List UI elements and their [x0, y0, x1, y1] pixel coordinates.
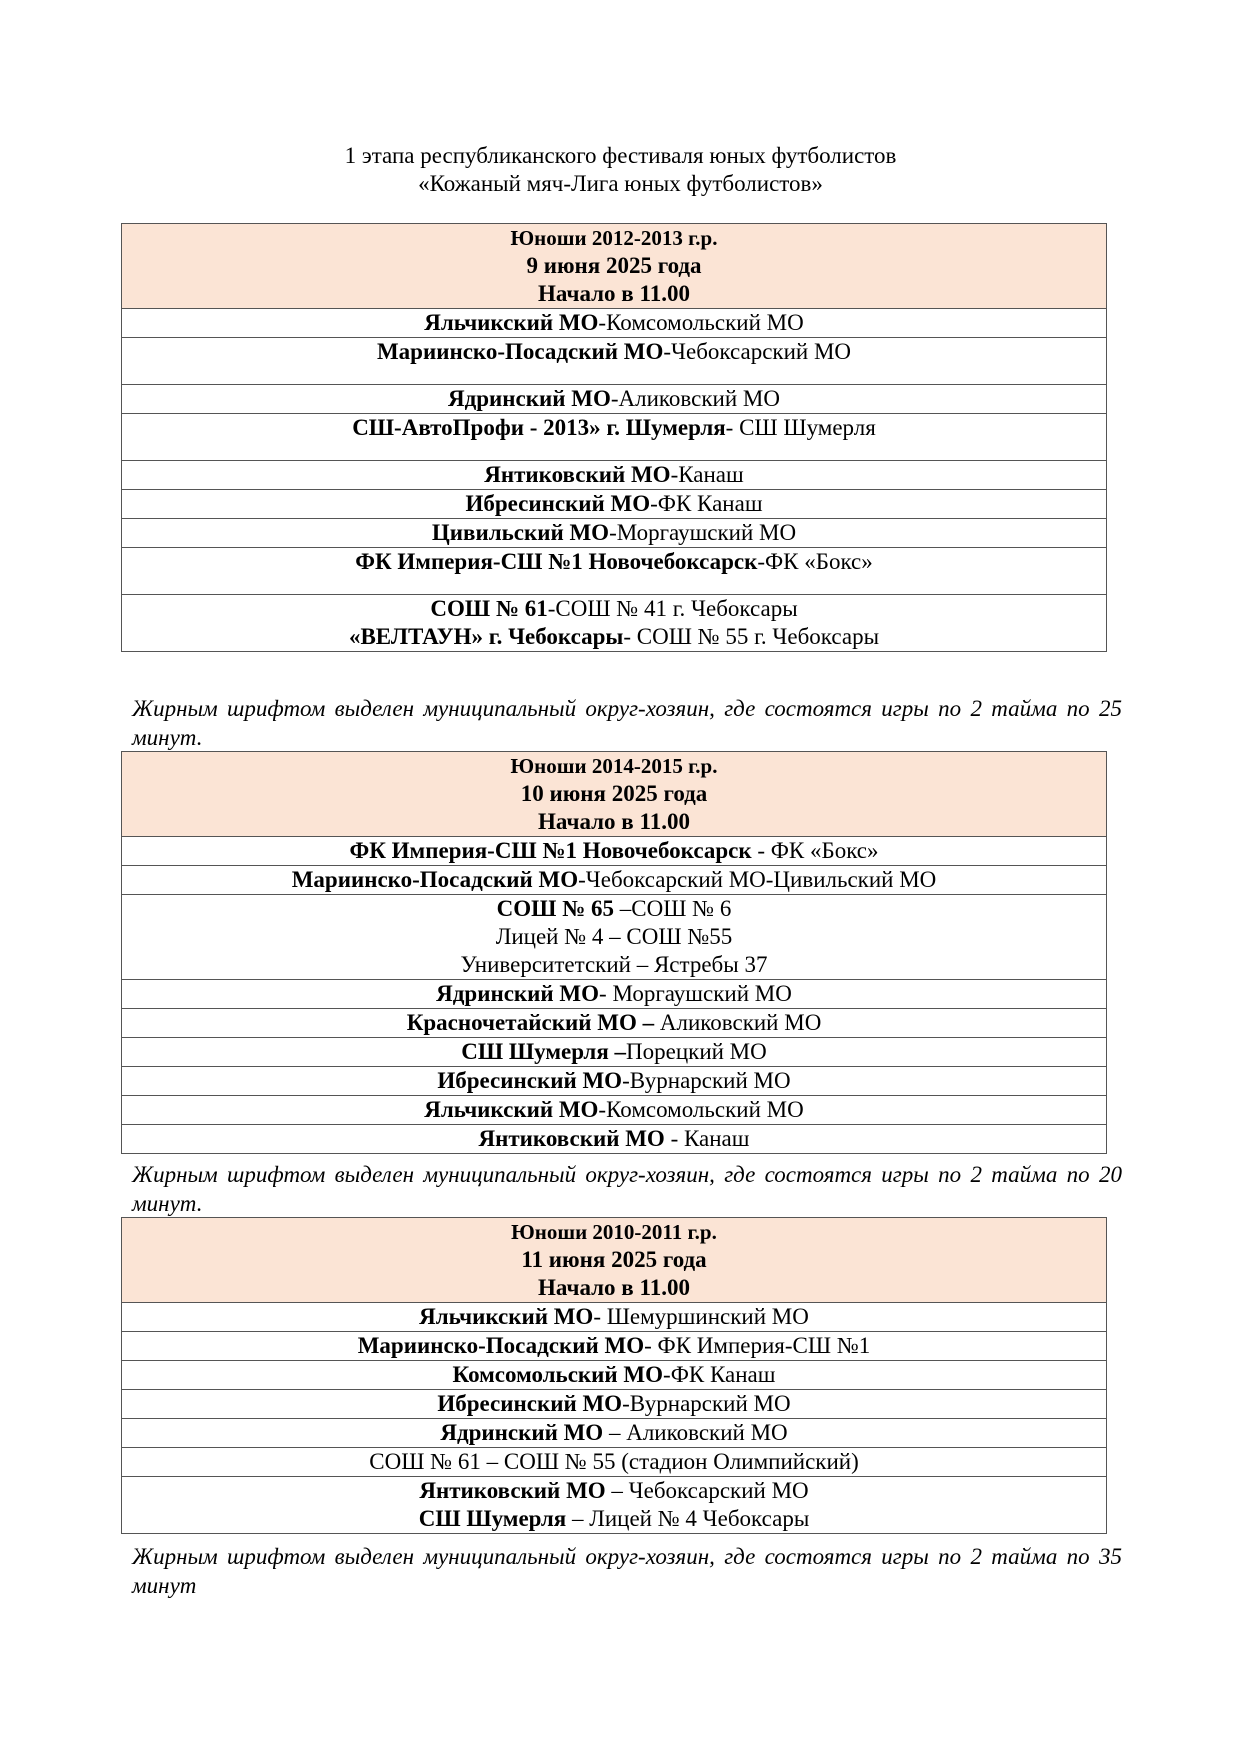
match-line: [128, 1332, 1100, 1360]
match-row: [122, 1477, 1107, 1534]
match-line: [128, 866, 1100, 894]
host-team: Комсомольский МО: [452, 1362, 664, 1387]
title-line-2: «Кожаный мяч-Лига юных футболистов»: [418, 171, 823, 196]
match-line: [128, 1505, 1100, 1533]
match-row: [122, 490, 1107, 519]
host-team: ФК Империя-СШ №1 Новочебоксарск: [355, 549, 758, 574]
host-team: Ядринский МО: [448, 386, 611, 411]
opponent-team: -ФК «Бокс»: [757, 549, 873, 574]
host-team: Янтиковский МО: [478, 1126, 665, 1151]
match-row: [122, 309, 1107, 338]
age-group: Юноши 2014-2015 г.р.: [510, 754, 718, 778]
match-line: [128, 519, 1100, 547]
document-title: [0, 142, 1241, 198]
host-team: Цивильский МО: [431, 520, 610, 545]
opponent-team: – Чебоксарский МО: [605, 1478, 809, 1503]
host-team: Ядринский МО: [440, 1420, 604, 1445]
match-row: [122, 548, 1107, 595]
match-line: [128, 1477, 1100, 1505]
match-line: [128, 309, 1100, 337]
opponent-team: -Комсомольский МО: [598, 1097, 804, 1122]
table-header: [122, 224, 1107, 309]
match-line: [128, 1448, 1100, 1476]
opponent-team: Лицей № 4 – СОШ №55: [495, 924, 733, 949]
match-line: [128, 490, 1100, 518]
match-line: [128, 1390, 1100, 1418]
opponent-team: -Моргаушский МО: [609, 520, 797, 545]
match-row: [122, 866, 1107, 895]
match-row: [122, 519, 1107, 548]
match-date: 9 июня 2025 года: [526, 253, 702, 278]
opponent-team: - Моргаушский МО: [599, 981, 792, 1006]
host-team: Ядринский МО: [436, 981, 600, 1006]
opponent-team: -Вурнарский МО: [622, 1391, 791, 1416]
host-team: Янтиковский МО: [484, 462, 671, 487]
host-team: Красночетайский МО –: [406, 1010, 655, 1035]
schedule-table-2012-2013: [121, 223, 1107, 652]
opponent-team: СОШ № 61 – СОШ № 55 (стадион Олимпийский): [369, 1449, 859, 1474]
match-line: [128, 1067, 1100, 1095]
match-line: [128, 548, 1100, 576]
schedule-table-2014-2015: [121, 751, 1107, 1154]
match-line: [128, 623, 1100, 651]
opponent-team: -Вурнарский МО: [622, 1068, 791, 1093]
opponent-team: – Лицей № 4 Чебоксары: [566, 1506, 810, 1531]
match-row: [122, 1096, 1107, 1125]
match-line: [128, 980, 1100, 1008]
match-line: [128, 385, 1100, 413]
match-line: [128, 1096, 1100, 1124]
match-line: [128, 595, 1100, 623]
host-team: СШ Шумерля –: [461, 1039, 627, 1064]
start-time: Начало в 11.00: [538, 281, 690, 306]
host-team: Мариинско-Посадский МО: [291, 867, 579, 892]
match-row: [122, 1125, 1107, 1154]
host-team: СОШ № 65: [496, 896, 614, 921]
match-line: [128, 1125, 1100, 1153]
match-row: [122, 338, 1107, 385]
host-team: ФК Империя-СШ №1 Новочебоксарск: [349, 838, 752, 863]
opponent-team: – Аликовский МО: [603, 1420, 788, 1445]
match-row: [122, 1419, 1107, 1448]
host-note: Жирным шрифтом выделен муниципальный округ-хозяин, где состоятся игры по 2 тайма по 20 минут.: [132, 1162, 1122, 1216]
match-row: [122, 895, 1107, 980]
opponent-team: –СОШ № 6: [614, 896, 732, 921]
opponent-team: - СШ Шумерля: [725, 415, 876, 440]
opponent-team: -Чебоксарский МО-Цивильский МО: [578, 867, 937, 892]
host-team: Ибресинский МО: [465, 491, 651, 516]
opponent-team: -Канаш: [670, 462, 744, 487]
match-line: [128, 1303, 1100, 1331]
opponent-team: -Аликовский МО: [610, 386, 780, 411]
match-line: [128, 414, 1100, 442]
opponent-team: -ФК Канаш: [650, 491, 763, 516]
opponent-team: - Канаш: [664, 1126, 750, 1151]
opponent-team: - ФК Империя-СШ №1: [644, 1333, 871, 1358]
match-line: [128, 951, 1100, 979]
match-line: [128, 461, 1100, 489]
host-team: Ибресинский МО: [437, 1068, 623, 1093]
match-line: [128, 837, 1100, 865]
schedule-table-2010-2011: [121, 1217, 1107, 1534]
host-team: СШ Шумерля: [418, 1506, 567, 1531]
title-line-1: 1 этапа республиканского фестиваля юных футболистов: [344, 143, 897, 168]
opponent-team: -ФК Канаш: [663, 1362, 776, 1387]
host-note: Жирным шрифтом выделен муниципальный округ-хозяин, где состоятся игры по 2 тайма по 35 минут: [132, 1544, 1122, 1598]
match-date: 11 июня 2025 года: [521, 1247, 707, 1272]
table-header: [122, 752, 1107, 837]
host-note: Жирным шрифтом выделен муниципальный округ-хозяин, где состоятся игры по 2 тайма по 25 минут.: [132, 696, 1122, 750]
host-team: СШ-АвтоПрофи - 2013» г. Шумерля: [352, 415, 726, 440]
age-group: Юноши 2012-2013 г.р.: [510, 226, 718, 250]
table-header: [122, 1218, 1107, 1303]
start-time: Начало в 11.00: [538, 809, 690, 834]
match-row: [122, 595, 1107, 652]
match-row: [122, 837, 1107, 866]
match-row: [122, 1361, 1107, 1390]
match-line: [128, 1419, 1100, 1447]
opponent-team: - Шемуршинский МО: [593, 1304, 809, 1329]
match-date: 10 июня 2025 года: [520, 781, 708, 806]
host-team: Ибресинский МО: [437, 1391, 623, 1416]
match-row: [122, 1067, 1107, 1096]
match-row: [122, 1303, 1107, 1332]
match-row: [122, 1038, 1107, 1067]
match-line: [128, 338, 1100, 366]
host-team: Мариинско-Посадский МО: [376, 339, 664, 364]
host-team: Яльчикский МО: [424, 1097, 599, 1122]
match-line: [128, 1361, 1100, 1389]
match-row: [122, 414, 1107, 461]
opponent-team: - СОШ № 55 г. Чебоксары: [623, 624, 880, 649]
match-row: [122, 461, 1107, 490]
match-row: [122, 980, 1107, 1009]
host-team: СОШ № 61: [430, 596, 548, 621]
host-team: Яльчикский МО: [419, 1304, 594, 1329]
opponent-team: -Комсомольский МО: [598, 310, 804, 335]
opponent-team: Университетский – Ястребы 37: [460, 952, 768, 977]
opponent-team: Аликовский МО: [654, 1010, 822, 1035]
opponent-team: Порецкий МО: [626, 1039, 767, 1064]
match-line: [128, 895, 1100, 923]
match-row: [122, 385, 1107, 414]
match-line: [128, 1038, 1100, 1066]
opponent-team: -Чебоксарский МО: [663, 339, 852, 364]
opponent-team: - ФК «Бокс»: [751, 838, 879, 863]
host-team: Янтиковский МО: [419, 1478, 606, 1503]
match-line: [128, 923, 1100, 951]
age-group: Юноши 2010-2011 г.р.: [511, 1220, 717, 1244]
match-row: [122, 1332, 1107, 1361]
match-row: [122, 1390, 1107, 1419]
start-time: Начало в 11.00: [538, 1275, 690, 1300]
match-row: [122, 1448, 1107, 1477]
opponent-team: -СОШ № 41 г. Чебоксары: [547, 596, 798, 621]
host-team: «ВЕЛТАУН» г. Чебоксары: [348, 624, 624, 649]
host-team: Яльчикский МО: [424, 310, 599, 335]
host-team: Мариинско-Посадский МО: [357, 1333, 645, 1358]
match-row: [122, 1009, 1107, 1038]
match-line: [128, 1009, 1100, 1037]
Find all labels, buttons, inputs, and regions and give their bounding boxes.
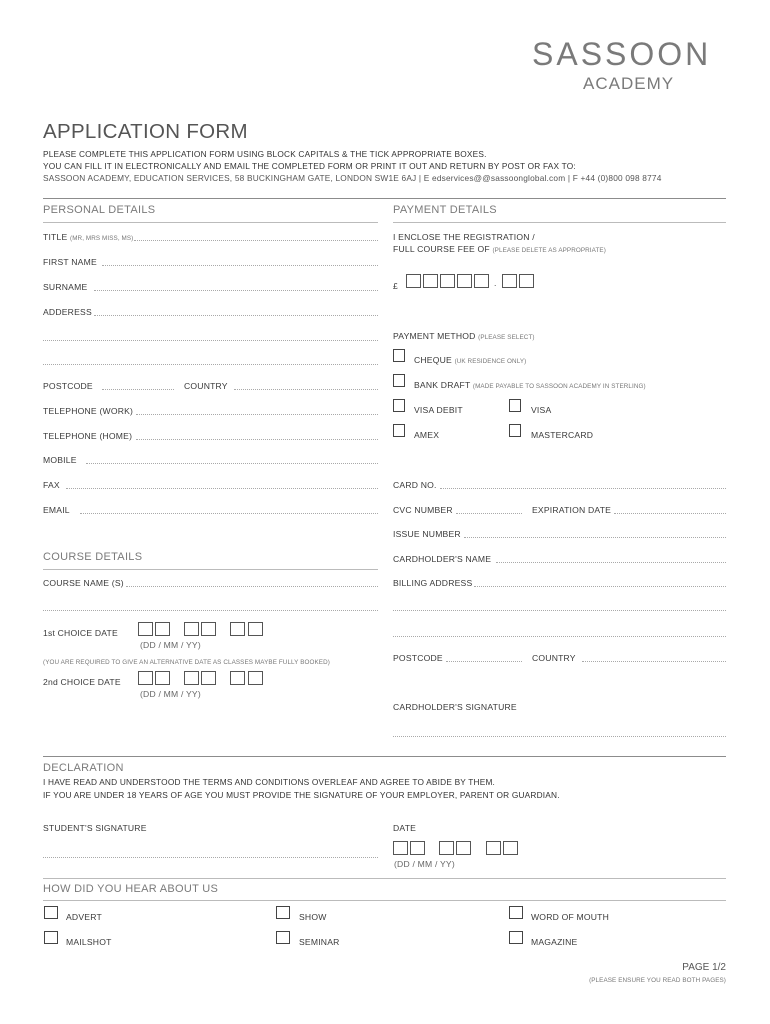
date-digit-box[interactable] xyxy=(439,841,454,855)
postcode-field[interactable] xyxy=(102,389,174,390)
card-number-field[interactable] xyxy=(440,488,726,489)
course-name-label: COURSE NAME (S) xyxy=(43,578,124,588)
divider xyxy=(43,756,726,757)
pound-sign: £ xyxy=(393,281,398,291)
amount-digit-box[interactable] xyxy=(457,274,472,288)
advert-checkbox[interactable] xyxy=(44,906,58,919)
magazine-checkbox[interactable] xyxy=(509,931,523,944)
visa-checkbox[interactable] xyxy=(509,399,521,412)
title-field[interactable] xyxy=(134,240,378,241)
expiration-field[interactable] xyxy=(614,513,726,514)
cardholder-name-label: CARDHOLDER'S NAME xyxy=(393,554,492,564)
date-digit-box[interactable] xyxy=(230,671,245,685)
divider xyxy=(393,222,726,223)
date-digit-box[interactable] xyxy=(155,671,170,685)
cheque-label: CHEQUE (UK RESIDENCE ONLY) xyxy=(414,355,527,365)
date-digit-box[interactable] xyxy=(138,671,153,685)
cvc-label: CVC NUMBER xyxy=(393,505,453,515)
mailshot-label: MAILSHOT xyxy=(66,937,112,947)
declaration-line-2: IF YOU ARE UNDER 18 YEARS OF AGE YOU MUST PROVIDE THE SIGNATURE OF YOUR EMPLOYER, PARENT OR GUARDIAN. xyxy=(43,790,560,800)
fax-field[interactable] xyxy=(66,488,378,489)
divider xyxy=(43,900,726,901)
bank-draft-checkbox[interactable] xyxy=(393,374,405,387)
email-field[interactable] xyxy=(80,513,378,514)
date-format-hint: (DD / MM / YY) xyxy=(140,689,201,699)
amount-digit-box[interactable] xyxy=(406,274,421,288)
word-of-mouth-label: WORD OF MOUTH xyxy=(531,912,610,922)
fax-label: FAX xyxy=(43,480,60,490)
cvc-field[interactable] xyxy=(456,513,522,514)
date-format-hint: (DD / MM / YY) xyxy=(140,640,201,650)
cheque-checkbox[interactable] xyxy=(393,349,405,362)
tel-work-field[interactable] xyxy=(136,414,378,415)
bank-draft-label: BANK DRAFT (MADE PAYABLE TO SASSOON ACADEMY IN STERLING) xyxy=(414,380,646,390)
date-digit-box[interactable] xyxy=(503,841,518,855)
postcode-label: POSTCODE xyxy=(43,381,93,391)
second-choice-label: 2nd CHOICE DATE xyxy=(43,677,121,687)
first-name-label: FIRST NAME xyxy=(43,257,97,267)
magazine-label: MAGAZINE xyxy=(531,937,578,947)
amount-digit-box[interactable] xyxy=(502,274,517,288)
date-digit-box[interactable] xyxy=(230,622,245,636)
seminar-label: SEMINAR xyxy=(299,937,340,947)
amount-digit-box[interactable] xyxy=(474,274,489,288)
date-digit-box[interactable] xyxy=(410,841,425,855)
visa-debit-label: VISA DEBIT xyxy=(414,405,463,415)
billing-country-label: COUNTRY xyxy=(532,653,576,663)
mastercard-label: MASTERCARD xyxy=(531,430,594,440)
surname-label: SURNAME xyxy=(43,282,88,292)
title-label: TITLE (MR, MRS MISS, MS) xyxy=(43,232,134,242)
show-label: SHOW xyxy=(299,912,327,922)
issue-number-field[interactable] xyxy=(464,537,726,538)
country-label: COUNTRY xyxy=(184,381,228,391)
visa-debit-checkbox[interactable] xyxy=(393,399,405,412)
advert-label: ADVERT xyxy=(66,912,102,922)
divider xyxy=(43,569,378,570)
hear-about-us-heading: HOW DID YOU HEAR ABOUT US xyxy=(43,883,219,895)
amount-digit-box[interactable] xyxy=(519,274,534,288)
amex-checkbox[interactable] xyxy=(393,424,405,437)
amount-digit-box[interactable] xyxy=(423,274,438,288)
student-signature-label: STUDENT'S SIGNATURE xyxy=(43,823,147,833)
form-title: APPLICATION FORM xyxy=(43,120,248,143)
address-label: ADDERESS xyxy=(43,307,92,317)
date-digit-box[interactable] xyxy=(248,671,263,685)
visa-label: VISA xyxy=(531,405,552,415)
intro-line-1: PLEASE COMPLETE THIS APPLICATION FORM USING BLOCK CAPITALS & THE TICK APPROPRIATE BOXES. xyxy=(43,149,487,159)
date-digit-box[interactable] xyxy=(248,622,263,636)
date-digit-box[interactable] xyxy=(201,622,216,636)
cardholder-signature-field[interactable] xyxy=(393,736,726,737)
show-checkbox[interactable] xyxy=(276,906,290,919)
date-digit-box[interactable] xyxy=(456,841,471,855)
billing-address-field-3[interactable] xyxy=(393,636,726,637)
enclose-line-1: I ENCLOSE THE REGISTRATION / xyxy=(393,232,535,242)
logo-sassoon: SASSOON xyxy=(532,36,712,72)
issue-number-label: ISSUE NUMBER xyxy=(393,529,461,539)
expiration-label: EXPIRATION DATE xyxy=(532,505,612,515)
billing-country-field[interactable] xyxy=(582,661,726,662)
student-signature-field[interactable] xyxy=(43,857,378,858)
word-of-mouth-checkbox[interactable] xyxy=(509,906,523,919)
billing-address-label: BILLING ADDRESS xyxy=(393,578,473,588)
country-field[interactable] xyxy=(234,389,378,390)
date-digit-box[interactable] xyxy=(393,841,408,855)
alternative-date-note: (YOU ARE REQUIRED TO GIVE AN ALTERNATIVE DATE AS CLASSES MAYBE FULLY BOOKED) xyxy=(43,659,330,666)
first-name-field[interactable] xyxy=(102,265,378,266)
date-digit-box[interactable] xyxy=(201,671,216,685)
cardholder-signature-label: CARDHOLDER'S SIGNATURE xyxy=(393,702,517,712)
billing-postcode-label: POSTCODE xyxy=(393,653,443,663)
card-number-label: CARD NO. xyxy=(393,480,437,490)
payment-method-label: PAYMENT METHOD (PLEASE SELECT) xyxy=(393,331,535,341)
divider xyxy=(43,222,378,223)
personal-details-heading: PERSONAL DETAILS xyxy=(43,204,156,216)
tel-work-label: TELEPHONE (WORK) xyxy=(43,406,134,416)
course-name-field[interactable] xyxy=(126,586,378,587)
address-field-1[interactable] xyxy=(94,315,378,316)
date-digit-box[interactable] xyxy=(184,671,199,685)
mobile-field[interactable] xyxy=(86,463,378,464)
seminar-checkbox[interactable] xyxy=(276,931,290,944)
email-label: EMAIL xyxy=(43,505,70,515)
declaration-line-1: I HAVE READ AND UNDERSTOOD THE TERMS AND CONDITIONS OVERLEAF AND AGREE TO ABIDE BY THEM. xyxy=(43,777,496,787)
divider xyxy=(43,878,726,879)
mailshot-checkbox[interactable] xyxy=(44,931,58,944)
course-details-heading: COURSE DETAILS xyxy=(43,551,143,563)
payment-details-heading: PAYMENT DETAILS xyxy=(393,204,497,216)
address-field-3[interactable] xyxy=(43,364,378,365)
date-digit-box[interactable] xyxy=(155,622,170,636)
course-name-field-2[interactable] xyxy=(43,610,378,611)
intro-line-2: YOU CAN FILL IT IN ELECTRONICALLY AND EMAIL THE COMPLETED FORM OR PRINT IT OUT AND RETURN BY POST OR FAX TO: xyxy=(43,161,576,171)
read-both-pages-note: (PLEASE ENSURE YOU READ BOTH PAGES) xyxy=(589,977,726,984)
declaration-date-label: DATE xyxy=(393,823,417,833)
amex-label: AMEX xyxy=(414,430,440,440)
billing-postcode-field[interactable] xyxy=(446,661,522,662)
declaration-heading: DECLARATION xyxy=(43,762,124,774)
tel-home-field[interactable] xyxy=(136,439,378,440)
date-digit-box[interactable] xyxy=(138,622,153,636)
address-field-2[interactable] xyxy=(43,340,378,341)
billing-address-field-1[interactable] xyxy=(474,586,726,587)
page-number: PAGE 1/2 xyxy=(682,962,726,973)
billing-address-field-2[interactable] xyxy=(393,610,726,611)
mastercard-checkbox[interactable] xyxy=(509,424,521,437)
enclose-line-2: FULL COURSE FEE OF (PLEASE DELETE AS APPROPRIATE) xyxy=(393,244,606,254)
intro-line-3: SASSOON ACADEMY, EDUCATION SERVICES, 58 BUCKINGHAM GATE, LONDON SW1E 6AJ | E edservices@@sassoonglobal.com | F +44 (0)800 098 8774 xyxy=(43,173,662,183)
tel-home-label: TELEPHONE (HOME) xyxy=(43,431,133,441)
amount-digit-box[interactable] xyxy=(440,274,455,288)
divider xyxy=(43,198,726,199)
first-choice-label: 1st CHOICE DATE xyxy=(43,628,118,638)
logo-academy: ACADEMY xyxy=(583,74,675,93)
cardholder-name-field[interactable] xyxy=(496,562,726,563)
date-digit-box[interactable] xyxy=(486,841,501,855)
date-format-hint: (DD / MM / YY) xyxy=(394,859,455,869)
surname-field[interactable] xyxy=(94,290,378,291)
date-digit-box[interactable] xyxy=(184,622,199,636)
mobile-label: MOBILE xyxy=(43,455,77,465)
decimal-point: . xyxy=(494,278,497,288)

Aim of the task: Can you quote the entries starting at the line containing "match-line: [128, 1332, 1100, 1360]" and ending at the line containing "match-row: [122, 309, 1107, 338]", both included, word for word?

Solution for this exercise:
match-line: [128, 1332, 1100, 1360]
match-row: [122, 1477, 1107, 1534]
match-line: [128, 866, 1100, 894]
host-team: Комсомольский МО: [452, 1362, 664, 1387]
title-line-2: «Кожаный мяч-Лига юных футболистов»: [418, 171, 823, 196]
match-line: [128, 1505, 1100, 1533]
match-row: [122, 490, 1107, 519]
host-team: ФК Империя-СШ №1 Новочебоксарск: [355, 549, 758, 574]
host-team: Ядринский МО: [448, 386, 611, 411]
opponent-team: -ФК «Бокс»: [757, 549, 873, 574]
host-team: Янтиковский МО: [478, 1126, 665, 1151]
match-row: [122, 309, 1107, 338]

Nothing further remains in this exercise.